(Collected data entries)
□ □ □ □ □
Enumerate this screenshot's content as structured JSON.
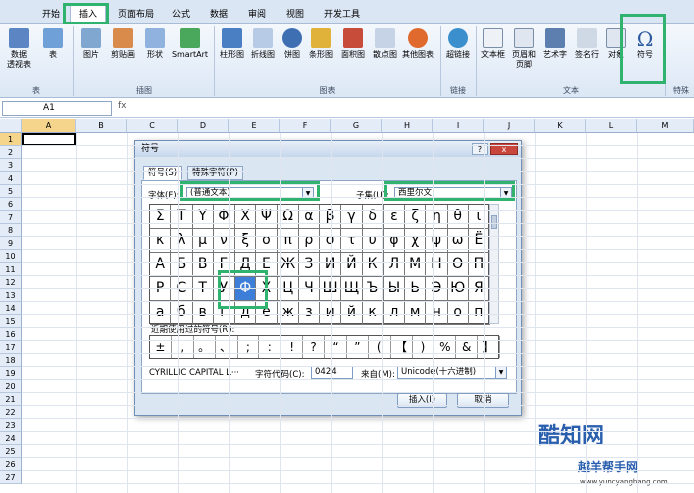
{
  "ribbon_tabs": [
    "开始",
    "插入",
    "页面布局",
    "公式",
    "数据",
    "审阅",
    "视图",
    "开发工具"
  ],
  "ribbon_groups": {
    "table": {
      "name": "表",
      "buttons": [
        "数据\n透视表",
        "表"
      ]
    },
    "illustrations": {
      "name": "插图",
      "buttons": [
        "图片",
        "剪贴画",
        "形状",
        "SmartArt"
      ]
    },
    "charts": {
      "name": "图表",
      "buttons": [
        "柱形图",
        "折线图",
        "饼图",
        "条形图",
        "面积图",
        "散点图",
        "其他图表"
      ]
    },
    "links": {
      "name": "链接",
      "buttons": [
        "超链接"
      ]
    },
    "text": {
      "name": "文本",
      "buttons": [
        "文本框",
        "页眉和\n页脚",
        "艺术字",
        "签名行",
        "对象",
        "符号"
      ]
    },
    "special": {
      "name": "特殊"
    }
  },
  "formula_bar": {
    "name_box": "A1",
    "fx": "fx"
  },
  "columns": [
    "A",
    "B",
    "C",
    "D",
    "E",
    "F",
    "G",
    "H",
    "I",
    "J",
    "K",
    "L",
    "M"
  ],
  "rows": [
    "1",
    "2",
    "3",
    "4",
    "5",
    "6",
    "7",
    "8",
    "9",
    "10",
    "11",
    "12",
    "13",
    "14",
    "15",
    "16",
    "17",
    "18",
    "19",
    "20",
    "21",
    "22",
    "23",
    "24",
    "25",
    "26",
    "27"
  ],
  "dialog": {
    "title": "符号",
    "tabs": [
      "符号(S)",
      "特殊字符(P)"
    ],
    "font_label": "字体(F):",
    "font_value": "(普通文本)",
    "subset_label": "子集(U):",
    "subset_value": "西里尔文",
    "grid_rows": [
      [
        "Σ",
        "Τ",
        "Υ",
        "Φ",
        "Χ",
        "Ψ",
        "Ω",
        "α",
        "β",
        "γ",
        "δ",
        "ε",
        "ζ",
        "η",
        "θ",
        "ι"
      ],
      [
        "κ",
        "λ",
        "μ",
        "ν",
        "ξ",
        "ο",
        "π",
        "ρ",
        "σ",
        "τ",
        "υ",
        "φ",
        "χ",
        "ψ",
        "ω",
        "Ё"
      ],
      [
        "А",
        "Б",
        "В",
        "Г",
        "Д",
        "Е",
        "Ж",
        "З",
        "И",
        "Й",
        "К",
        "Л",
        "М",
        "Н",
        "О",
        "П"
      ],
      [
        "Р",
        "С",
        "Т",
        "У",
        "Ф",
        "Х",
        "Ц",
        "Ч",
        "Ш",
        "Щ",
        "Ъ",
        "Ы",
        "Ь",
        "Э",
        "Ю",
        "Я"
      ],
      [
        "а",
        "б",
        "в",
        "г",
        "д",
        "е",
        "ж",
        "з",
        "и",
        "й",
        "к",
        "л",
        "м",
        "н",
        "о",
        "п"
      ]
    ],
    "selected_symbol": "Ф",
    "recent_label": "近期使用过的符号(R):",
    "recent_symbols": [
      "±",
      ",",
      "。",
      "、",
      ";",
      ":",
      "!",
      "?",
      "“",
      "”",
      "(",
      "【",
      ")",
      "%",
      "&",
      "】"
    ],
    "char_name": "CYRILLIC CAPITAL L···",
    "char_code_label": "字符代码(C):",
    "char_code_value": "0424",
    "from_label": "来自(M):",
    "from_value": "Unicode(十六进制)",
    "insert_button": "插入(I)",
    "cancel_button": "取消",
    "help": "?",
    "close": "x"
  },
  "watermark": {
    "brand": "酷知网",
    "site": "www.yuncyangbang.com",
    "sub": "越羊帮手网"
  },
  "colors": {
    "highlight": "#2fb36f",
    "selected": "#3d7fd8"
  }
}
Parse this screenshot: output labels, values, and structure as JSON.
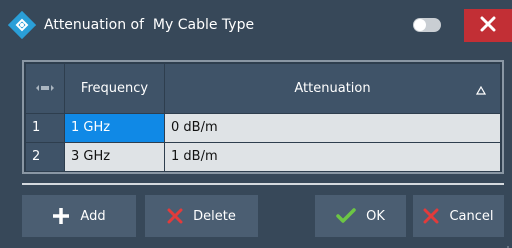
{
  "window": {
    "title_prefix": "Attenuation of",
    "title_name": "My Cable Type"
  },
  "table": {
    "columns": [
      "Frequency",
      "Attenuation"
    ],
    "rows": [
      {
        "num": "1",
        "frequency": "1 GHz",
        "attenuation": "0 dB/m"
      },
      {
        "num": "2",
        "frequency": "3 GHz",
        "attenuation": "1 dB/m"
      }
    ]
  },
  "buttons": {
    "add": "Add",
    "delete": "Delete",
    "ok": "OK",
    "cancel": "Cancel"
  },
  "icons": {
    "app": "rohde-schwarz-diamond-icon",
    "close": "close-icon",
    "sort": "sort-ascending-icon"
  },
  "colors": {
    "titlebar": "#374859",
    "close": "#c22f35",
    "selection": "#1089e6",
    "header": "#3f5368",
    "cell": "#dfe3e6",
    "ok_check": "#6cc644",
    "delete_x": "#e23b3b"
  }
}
□ □ □ □ □
**What the exercise asks**
Drop the pictures and reproduce the rest of the entries above exactly.

**Answer for this exercise**
Enumerate this screenshot's content as structured JSON.
{
  "ribbon_tabs": [
    "开始",
    "插入",
    "页面布局",
    "公式",
    "数据",
    "审阅",
    "视图",
    "开发工具"
  ],
  "ribbon_groups": {
    "table": {
      "name": "表",
      "buttons": [
        "数据\n透视表",
        "表"
      ]
    },
    "illustrations": {
      "name": "插图",
      "buttons": [
        "图片",
        "剪贴画",
        "形状",
        "SmartArt"
      ]
    },
    "charts": {
      "name": "图表",
      "buttons": [
        "柱形图",
        "折线图",
        "饼图",
        "条形图",
        "面积图",
        "散点图",
        "其他图表"
      ]
    },
    "links": {
      "name": "链接",
      "buttons": [
        "超链接"
      ]
    },
    "text": {
      "name": "文本",
      "buttons": [
        "文本框",
        "页眉和\n页脚",
        "艺术字",
        "签名行",
        "对象",
        "符号"
      ]
    },
    "special": {
      "name": "特殊"
    }
  },
  "formula_bar": {
    "name_box": "A1",
    "fx": "fx"
  },
  "columns": [
    "A",
    "B",
    "C",
    "D",
    "E",
    "F",
    "G",
    "H",
    "I",
    "J",
    "K",
    "L",
    "M"
  ],
  "rows": [
    "1",
    "2",
    "3",
    "4",
    "5",
    "6",
    "7",
    "8",
    "9",
    "10",
    "11",
    "12",
    "13",
    "14",
    "15",
    "16",
    "17",
    "18",
    "19",
    "20",
    "21",
    "22",
    "23",
    "24",
    "25",
    "26",
    "27"
  ],
  "dialog": {
    "title": "符号",
    "tabs": [
      "符号(S)",
      "特殊字符(P)"
    ],
    "font_label": "字体(F):",
    "font_value": "(普通文本)",
    "subset_label": "子集(U):",
    "subset_value": "西里尔文",
    "grid_rows": [
      [
        "Σ",
        "Τ",
        "Υ",
        "Φ",
        "Χ",
        "Ψ",
        "Ω",
        "α",
        "β",
        "γ",
        "δ",
        "ε",
        "ζ",
        "η",
        "θ",
        "ι"
      ],
      [
        "κ",
        "λ",
        "μ",
        "ν",
        "ξ",
        "ο",
        "π",
        "ρ",
        "σ",
        "τ",
        "υ",
        "φ",
        "χ",
        "ψ",
        "ω",
        "Ё"
      ],
      [
        "А",
        "Б",
        "В",
        "Г",
        "Д",
        "Е",
        "Ж",
        "З",
        "И",
        "Й",
        "К",
        "Л",
        "М",
        "Н",
        "О",
        "П"
      ],
      [
        "Р",
        "С",
        "Т",
        "У",
        "Ф",
        "Х",
        "Ц",
        "Ч",
        "Ш",
        "Щ",
        "Ъ",
        "Ы",
        "Ь",
        "Э",
        "Ю",
        "Я"
      ],
      [
        "а",
        "б",
        "в",
        "г",
        "д",
        "е",
        "ж",
        "з",
        "и",
        "й",
        "к",
        "л",
        "м",
        "н",
        "о",
        "п"
      ]
    ],
    "selected_symbol": "Ф",
    "recent_label": "近期使用过的符号(R):",
    "recent_symbols": [
      "±",
      ",",
      "。",
      "、",
      ";",
      ":",
      "!",
      "?",
      "“",
      "”",
      "(",
      "【",
      ")",
      "%",
      "&",
      "】"
    ],
    "char_name": "CYRILLIC CAPITAL L···",
    "char_code_label": "字符代码(C):",
    "char_code_value": "0424",
    "from_label": "来自(M):",
    "from_value": "Unicode(十六进制)",
    "insert_button": "插入(I)",
    "cancel_button": "取消",
    "help": "?",
    "close": "x"
  },
  "watermark": {
    "brand": "酷知网",
    "site": "www.yuncyangbang.com",
    "sub": "越羊帮手网"
  },
  "colors": {
    "highlight": "#2fb36f",
    "selected": "#3d7fd8"
  }
}
Parse this screenshot: output labels, values, and structure as JSON.
{
  "window": {
    "title_prefix": "Attenuation of",
    "title_name": "My Cable Type"
  },
  "table": {
    "columns": [
      "Frequency",
      "Attenuation"
    ],
    "rows": [
      {
        "num": "1",
        "frequency": "1 GHz",
        "attenuation": "0 dB/m"
      },
      {
        "num": "2",
        "frequency": "3 GHz",
        "attenuation": "1 dB/m"
      }
    ]
  },
  "buttons": {
    "add": "Add",
    "delete": "Delete",
    "ok": "OK",
    "cancel": "Cancel"
  },
  "icons": {
    "app": "rohde-schwarz-diamond-icon",
    "close": "close-icon",
    "sort": "sort-ascending-icon"
  },
  "colors": {
    "titlebar": "#374859",
    "close": "#c22f35",
    "selection": "#1089e6",
    "header": "#3f5368",
    "cell": "#dfe3e6",
    "ok_check": "#6cc644",
    "delete_x": "#e23b3b"
  }
}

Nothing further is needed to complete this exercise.